#### SOURCE MATERIAL ####
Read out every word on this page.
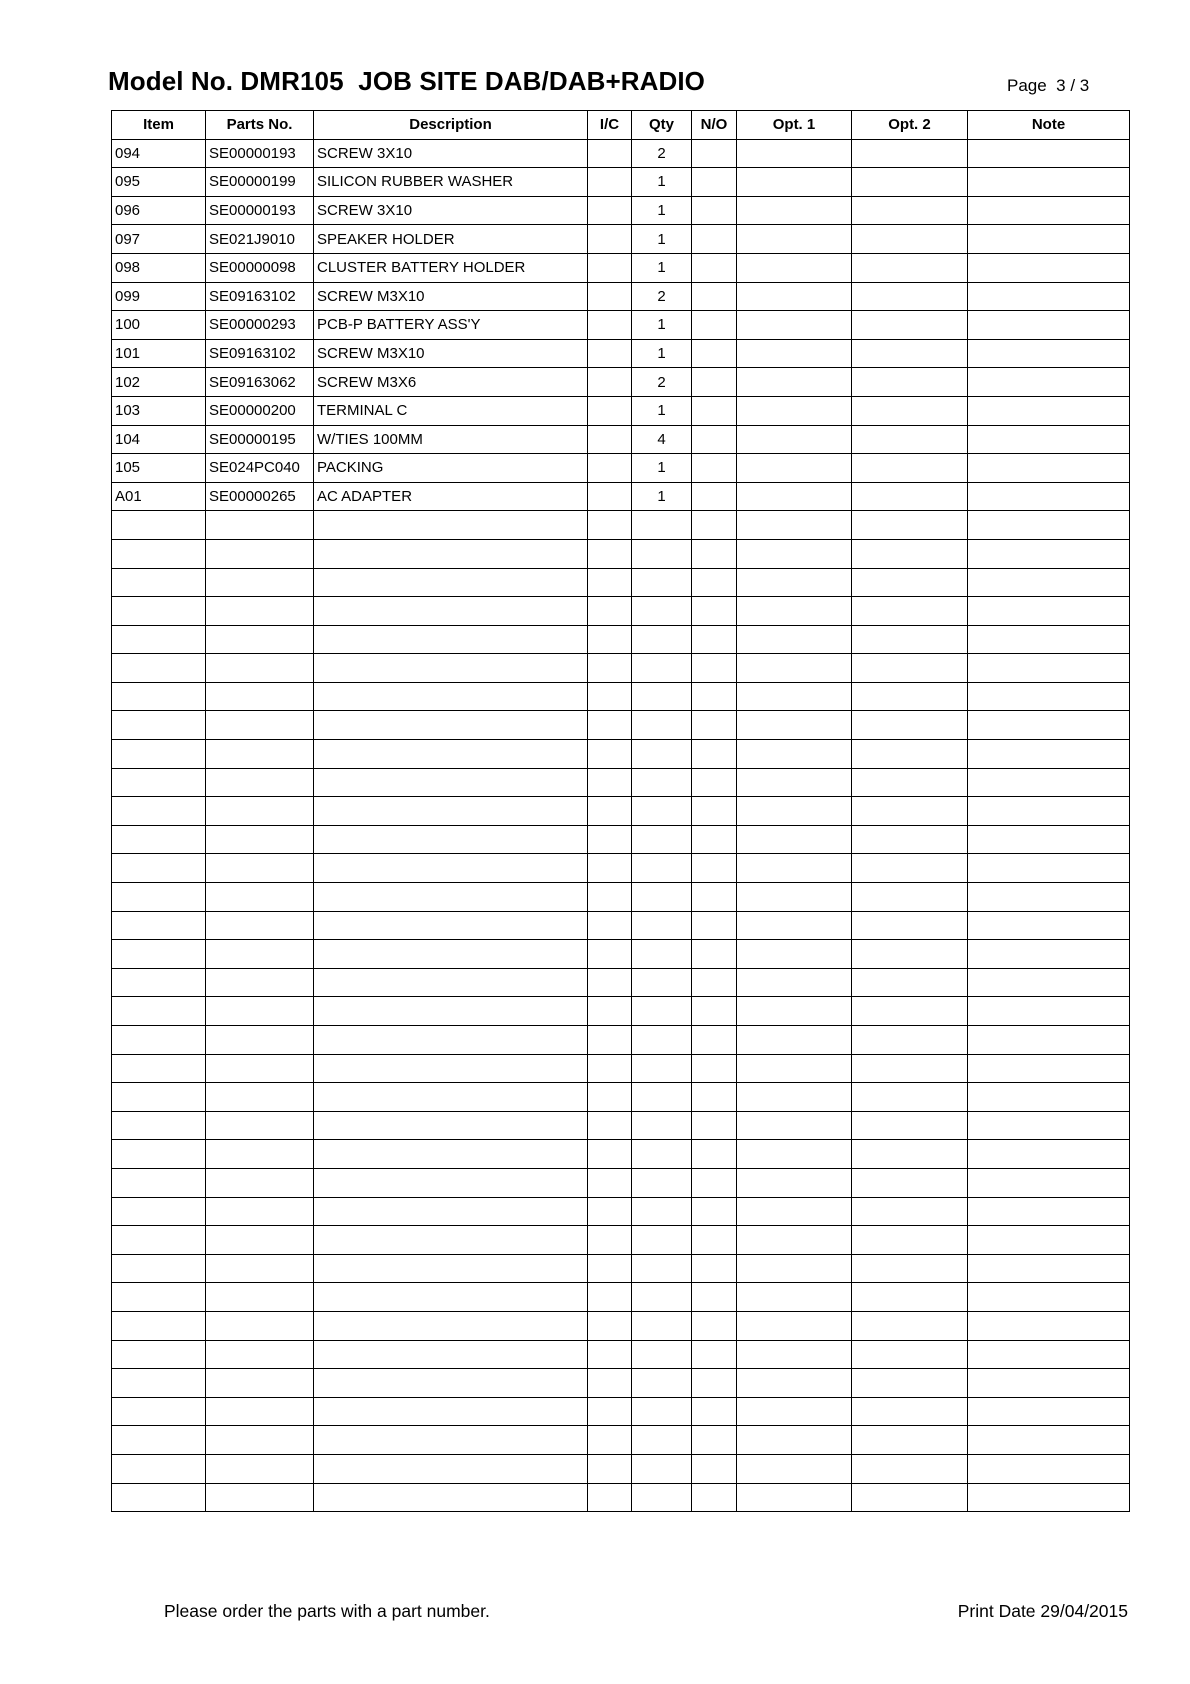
Model No. DMR105  JOB SITE DAB/DAB+RADIO	Page  3 / 3
Item	Parts No.	Description	I/C	Qty	N/O	Opt. 1	Opt. 2	Note
094	SE00000193	SCREW 3X10		2				
095	SE00000199	SILICON RUBBER WASHER		1				
096	SE00000193	SCREW 3X10		1				
097	SE021J9010	SPEAKER HOLDER		1				
098	SE00000098	CLUSTER BATTERY HOLDER		1				
099	SE09163102	SCREW M3X10		2				
100	SE00000293	PCB-P BATTERY ASS'Y		1				
101	SE09163102	SCREW M3X10		1				
102	SE09163062	SCREW M3X6		2				
103	SE00000200	TERMINAL C		1				
104	SE00000195	W/TIES 100MM		4				
105	SE024PC040	PACKING		1				
A01	SE00000265	AC ADAPTER		1				

Please order the parts with a part number.	Print Date 29/04/2015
####
__SHORT PROBLEM__.
All of the entries above should be copied exactly, except for the pictures.

__ANSWER FOR THIS EXERCISE__.
Read out every word on this page.
Model No. DMR105  JOB SITE DAB/DAB+RADIO	Page  3 / 3
Item	Parts No.	Description	I/C	Qty	N/O	Opt. 1	Opt. 2	Note
094	SE00000193	SCREW 3X10		2				
095	SE00000199	SILICON RUBBER WASHER		1				
096	SE00000193	SCREW 3X10		1				
097	SE021J9010	SPEAKER HOLDER		1				
098	SE00000098	CLUSTER BATTERY HOLDER		1				
099	SE09163102	SCREW M3X10		2				
100	SE00000293	PCB-P BATTERY ASS'Y		1				
101	SE09163102	SCREW M3X10		1				
102	SE09163062	SCREW M3X6		2				
103	SE00000200	TERMINAL C		1				
104	SE00000195	W/TIES 100MM		4				
105	SE024PC040	PACKING		1				
A01	SE00000265	AC ADAPTER		1				

Please order the parts with a part number.	Print Date 29/04/2015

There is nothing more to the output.